YOUR INSTRUCTIONS:
Scan the data below and copy each line where "this" occurs.
────────────────────────────────────────
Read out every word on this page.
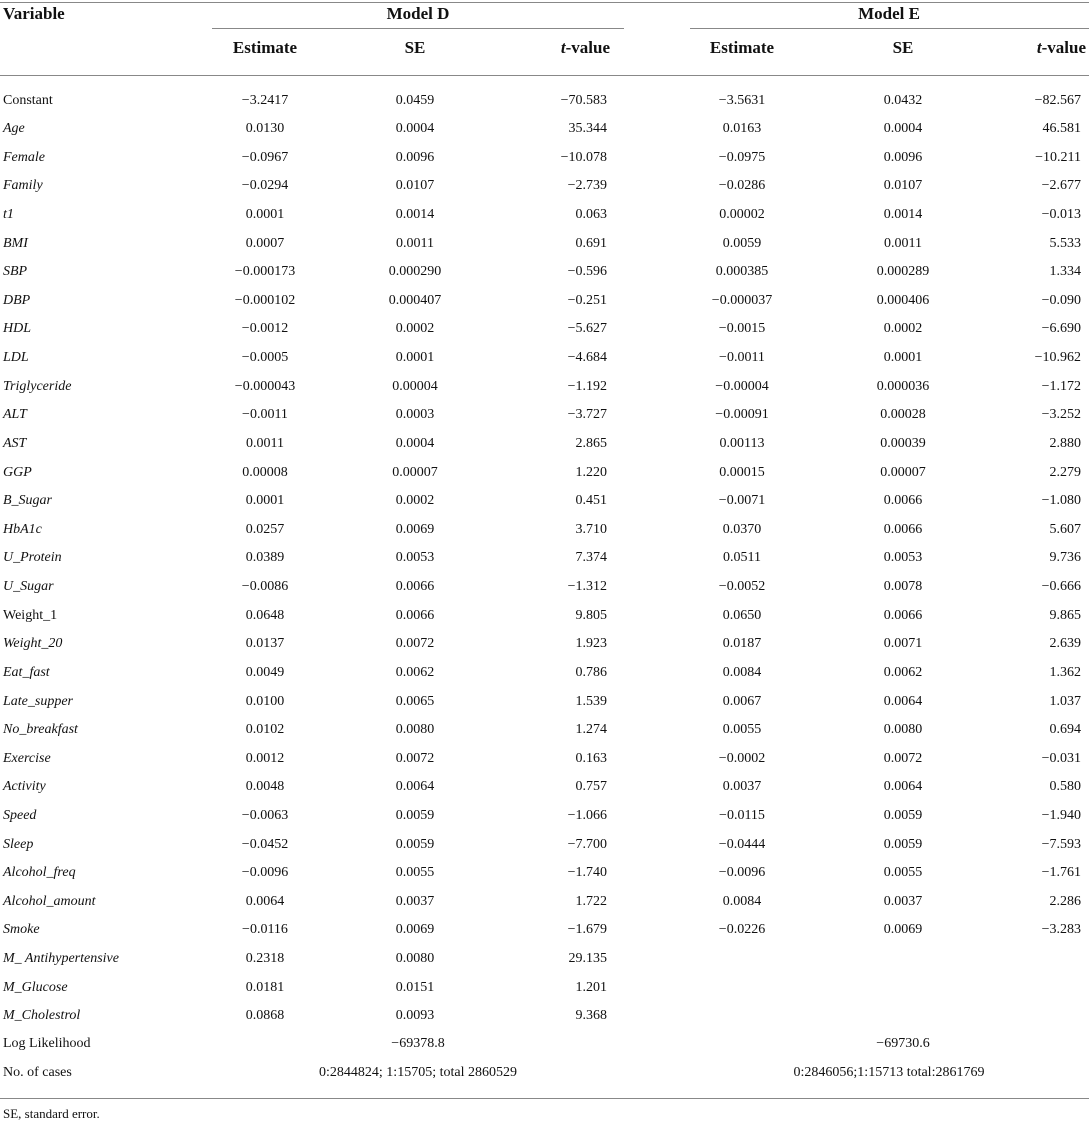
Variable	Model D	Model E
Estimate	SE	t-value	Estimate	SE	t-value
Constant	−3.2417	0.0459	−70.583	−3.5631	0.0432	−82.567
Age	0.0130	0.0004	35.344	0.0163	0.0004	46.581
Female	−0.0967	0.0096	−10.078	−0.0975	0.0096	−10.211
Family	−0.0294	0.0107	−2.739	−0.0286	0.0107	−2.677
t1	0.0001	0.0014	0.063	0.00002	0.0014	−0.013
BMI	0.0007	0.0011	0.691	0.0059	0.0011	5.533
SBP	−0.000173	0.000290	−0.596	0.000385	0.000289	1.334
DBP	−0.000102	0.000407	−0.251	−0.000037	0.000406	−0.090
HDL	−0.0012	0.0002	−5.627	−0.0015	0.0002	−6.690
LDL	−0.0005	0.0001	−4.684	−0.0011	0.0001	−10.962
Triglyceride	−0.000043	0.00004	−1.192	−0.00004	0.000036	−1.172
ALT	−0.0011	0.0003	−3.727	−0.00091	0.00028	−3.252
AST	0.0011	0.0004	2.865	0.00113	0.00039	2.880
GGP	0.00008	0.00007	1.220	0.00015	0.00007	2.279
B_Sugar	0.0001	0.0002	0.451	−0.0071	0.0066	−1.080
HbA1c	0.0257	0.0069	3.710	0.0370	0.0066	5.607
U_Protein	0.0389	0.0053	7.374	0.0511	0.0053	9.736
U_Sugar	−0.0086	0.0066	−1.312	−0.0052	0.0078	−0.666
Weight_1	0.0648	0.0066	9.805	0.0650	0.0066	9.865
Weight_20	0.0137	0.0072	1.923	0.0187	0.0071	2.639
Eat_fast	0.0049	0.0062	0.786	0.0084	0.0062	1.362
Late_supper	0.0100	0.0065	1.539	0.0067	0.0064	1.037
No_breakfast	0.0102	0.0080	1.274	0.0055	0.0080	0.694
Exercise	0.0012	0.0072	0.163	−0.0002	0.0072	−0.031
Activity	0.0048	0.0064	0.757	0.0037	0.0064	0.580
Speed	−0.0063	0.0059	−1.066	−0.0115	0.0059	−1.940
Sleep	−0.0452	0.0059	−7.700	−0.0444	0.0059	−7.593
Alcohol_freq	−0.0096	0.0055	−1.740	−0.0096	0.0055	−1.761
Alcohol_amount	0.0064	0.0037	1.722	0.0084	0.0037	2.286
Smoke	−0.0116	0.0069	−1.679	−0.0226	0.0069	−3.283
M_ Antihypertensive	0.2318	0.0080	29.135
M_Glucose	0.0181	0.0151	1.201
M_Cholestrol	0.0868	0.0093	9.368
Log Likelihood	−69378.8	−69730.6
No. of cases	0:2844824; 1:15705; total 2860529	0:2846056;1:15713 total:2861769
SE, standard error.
────────────────────────────────────────
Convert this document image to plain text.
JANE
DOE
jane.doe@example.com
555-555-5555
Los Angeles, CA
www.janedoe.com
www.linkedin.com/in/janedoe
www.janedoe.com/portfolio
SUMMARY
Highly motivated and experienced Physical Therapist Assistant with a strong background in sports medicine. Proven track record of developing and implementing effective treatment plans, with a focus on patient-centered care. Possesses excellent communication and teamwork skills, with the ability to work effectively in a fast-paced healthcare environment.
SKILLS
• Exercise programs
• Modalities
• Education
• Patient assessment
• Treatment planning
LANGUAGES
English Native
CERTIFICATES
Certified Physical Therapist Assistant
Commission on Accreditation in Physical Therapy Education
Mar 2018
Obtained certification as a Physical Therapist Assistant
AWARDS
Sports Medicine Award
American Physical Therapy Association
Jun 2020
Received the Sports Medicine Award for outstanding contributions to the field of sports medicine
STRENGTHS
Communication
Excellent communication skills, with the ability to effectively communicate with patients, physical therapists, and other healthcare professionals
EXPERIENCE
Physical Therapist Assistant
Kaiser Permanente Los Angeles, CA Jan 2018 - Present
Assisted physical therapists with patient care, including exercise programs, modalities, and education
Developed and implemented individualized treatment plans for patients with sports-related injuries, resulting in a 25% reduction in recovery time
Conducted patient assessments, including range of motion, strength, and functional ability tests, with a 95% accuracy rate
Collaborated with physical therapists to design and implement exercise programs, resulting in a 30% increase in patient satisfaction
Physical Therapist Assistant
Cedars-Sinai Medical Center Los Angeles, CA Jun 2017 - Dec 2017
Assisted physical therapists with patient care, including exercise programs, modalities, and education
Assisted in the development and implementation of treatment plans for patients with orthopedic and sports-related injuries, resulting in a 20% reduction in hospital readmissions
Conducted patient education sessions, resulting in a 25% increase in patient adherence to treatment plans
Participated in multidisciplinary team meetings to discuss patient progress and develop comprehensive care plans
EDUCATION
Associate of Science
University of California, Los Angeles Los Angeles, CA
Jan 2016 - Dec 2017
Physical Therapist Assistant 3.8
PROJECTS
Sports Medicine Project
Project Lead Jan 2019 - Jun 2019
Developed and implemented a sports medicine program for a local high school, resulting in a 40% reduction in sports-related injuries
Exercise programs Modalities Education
────────────────────────────────────────
RESPONSE:
Read out every word on this page.
Convert this document image to plain text.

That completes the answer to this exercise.